= Given instruction =
Locate each line containing the string "this" and copy it out.

= Provided material =
---*---

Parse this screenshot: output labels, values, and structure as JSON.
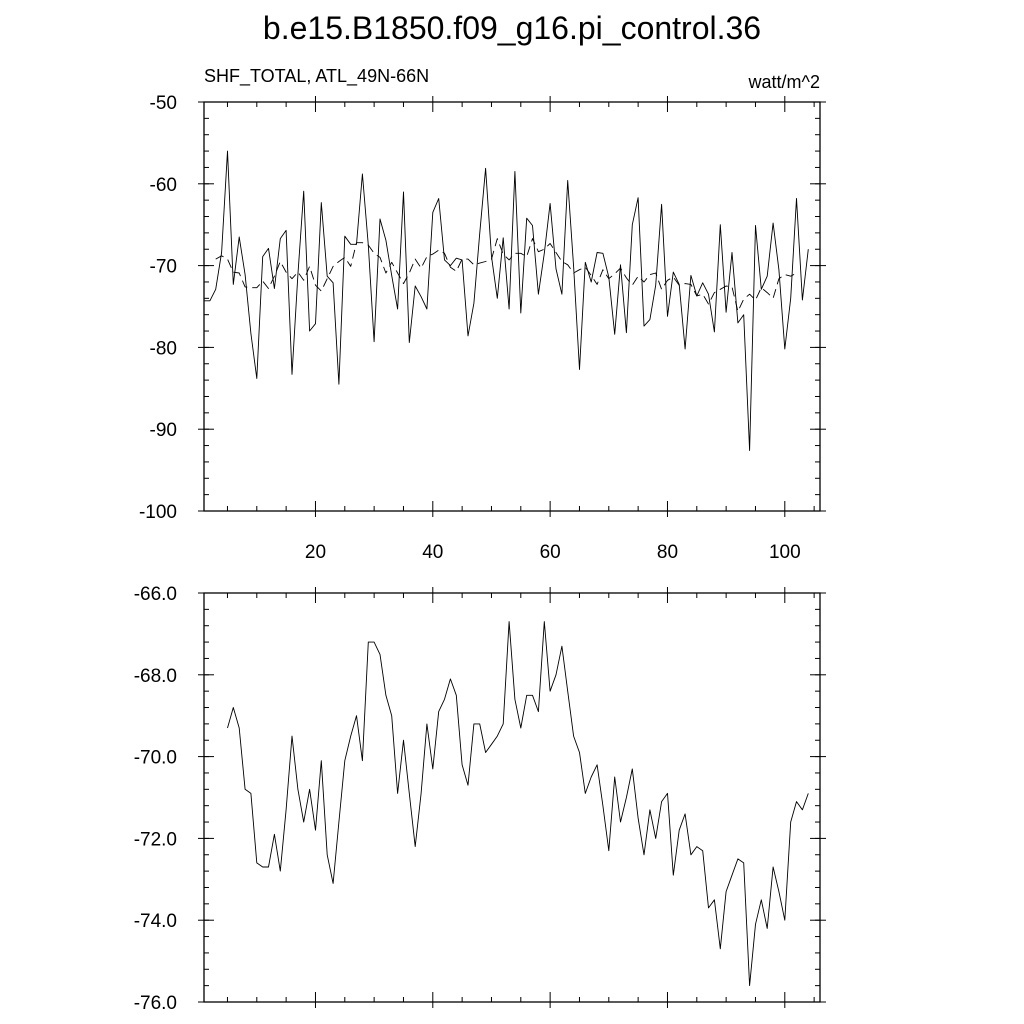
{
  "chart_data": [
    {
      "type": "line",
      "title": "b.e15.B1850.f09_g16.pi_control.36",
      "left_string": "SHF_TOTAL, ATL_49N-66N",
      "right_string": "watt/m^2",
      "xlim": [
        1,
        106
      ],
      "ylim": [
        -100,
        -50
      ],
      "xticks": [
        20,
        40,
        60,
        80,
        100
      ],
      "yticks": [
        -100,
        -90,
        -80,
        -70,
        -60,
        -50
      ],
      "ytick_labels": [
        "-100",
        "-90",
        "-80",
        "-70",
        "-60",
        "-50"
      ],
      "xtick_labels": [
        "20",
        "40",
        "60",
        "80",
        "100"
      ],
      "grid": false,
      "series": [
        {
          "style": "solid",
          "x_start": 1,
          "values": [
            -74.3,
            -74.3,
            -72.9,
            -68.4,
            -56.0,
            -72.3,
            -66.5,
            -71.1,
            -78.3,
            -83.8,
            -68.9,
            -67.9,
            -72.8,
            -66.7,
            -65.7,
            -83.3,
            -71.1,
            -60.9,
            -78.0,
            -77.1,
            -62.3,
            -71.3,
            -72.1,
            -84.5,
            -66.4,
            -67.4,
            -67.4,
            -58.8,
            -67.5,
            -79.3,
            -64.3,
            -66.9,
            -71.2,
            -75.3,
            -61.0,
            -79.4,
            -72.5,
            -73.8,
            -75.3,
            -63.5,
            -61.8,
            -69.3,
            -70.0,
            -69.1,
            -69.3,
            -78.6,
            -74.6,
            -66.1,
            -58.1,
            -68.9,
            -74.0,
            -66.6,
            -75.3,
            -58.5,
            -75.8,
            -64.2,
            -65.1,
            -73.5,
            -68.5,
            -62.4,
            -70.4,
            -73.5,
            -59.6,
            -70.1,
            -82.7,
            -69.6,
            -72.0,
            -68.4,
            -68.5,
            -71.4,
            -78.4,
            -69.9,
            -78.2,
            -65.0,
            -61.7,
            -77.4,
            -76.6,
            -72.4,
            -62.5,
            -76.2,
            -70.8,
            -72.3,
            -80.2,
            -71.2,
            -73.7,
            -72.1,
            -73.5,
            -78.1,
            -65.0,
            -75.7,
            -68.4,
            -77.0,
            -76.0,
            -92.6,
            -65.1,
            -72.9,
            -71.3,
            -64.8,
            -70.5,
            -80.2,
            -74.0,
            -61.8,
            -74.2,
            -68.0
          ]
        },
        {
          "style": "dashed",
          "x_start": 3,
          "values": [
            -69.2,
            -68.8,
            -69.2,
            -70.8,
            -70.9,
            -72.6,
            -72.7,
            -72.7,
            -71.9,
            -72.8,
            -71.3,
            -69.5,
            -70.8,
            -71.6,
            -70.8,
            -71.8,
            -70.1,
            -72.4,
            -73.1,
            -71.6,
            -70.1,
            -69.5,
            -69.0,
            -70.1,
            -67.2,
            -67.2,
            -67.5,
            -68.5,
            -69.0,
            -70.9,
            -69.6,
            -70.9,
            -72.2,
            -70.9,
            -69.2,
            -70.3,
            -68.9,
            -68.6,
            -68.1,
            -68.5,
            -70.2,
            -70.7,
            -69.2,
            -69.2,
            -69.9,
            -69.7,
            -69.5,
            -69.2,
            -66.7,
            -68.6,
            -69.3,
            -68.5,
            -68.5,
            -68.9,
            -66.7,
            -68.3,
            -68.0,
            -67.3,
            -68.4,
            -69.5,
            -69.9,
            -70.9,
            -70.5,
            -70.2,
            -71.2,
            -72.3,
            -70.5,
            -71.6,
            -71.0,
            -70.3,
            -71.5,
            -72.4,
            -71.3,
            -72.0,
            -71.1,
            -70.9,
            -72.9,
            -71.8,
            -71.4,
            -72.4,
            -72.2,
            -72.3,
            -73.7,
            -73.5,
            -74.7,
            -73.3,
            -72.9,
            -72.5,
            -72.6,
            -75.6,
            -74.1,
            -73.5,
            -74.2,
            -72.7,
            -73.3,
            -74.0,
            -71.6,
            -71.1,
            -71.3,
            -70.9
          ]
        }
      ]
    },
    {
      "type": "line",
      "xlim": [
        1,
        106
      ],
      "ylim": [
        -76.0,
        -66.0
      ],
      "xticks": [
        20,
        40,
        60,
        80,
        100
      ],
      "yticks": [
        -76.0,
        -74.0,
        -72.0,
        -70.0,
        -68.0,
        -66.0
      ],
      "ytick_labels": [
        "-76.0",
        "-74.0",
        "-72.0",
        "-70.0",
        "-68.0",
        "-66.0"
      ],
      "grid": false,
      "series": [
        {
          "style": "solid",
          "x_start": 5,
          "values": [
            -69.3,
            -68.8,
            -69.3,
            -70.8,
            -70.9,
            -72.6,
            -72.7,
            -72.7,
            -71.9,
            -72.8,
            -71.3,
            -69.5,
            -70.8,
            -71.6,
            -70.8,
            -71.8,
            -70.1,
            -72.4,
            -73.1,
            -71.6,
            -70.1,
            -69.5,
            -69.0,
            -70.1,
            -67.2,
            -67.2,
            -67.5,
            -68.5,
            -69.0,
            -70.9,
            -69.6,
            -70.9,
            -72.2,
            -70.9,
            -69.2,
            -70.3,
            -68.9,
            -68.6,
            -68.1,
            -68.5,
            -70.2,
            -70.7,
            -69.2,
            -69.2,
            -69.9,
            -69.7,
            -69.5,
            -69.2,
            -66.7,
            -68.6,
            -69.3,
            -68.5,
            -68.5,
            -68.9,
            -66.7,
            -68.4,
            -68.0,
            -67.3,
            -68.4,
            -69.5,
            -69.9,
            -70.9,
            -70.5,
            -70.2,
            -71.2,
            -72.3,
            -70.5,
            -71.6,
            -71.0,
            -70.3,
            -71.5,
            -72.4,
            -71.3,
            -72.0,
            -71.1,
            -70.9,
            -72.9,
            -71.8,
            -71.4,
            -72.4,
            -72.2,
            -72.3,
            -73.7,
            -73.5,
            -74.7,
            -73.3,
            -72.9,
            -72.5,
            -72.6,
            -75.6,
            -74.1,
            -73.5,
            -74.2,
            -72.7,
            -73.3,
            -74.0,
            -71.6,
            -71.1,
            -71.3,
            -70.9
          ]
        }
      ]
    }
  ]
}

---*---

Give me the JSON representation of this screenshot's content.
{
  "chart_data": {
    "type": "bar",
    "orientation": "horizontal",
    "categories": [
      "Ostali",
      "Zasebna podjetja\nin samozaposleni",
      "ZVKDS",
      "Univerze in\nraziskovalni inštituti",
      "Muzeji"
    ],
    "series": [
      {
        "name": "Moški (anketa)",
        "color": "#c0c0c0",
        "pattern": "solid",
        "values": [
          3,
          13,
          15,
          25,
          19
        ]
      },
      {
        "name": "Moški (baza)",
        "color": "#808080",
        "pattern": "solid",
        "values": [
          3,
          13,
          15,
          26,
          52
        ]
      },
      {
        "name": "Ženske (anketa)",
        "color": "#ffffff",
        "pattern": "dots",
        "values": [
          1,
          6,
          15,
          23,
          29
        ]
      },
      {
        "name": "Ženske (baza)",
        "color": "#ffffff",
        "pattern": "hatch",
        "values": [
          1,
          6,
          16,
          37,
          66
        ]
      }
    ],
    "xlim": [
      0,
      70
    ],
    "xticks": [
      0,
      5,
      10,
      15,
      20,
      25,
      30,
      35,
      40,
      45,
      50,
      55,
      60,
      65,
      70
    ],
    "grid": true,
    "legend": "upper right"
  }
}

---*---

= Problem solution =
Parse this screenshot: output labels, values, and structure as JSON.
Give me the JSON representation of this screenshot's content.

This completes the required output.